CINE › LAS CHICAS DE LA BANDA, DEL BELGA GEOFFREY ENTHOVEN
› Por Diego Brodersen
El término “película de fórmula” suele aplicarse a aquellas obras cinematográficas cuya estructura narrativa, iconografía, detalles argumentales y/o tipos de personajes pueden reconocerse fácilmente, rastreando una amplísima ascendencia fílmica. No se trata necesariamente de un epíteto: hay películas de fórmulas extraordinarias y cabría preguntarse, incluso, si la totalidad del cine no está, de una u otra manera, basada en alguna clase de receta preexistente. También hay películas de fórmulas mediocres; banales en su concepción, anodinas en su concreción, estériles en sus alcances estéticos y ontológicos. Las chicas de la banda, largometraje de origen belga producido en la zona flamenca, que llega a las pantallas argentinas con algunos años de retraso, pertenece a este último grupo.

_Consignas de trabajo_:
A - Según la crítica sobre Las chicas de la banda, ¿de qué origen es el largometraje y en qué zona se produjo?
B - Por favor, resume en menos palabras el párrafo de la crítica sobre Las chicas de la banda que empieza con "El término “película de fórmula”". Conserva sus datos principales.
C - Retoma la crítica sobre Las chicas de la banda a partir de su última oración y sigue escribiéndola.

_Registros de datos_:
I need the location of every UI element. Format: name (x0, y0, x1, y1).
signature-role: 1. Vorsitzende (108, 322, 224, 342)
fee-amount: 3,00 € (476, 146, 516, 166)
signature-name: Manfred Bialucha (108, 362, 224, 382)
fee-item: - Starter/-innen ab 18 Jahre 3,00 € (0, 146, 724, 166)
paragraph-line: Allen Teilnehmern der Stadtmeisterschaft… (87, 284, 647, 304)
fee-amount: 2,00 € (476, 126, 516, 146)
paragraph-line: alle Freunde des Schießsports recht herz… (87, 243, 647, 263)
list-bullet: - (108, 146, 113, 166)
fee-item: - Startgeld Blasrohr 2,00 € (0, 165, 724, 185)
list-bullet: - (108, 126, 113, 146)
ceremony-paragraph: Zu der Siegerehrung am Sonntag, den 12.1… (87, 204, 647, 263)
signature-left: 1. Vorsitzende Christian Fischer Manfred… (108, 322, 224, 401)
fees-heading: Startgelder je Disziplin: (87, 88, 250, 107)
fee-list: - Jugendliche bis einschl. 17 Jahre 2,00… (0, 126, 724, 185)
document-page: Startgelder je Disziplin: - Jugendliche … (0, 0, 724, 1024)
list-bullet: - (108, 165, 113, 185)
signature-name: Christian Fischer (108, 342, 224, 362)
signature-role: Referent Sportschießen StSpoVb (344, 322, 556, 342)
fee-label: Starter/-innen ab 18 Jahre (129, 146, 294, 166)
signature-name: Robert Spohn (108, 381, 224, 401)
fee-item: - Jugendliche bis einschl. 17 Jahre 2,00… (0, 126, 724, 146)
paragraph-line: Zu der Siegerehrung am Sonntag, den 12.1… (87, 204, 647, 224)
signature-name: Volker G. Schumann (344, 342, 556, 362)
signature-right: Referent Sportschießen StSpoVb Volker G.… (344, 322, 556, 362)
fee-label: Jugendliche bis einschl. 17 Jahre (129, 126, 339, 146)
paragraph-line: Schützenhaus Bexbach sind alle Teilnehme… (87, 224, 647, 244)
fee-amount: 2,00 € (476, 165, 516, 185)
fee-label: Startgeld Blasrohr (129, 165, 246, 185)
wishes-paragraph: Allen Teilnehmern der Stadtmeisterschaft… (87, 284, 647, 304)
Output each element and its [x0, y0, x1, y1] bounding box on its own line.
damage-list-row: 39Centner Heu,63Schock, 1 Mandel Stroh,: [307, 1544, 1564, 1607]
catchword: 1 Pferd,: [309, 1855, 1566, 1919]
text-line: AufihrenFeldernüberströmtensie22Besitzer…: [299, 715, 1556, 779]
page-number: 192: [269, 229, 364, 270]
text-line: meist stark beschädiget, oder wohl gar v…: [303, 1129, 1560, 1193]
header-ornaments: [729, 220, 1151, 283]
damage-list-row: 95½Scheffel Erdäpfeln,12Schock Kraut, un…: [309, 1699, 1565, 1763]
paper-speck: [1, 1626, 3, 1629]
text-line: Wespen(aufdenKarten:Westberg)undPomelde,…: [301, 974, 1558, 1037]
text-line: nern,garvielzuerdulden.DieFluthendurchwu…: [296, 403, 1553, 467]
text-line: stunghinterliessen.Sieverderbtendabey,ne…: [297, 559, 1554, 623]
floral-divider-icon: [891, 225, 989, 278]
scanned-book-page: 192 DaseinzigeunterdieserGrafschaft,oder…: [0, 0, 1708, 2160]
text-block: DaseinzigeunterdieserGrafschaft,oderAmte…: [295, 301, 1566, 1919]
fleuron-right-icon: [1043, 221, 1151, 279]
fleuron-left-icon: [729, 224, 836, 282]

_Respuestas dadas_:
A - Es de origen belga y se produjo en la zona flamenca.

B - Se llama "película de fórmula" a la obra cuya estructura, iconografía, argumento o personajes se reconocen con facilidad por su larga ascendencia fílmica. El término no es necesariamente peyorativo: hay películas de fórmula extraordinarias, y quizá todo el cine siga alguna receta previa. Pero también las hay mediocres, banales y estériles. Las chicas de la banda, película belga de la zona flamenca que llega a la Argentina con años de retraso, pertenece a este segundo grupo.

C -
El film de Geoffrey Enthoven se ubica desde sus primeras escenas en el terreno de la comedia dramática (o agridulce) con protagonistas de la tercera edad en busca de segundas oportunidades. Y también desde un principio Las chicas de la banda se acomoda en la confortable zona de los lugares comunes. Con la excusa de la reciente muerte de su marido, la protagonista, Claire –una mujer mayor con mucha energía contenida durante demasiados años– decide ayudar a su hijo díscolo con su carrera musical, que nunca pasó de la etapa del amateurismo, a pesar de su ¿evidente? talento. De paso, la anciana puede reunirse con dos queridas amigas y volver a rearmar su antigua banda coral. Y eso es básicamente todo, cada uno de los personajes calzando perfectamente en el molde del estereotipo. La película alterna casi milimétricamente escenas dramáticas con otras cómicas y ensaya todos y cada uno de los clichés más previsibles, desde un nuevo posible amor con un hombre también mayor (sacerdote, cosas del protestantismo) hasta la escena en la cual Claire maneja un automóvil o fuma marihuana por primera vez.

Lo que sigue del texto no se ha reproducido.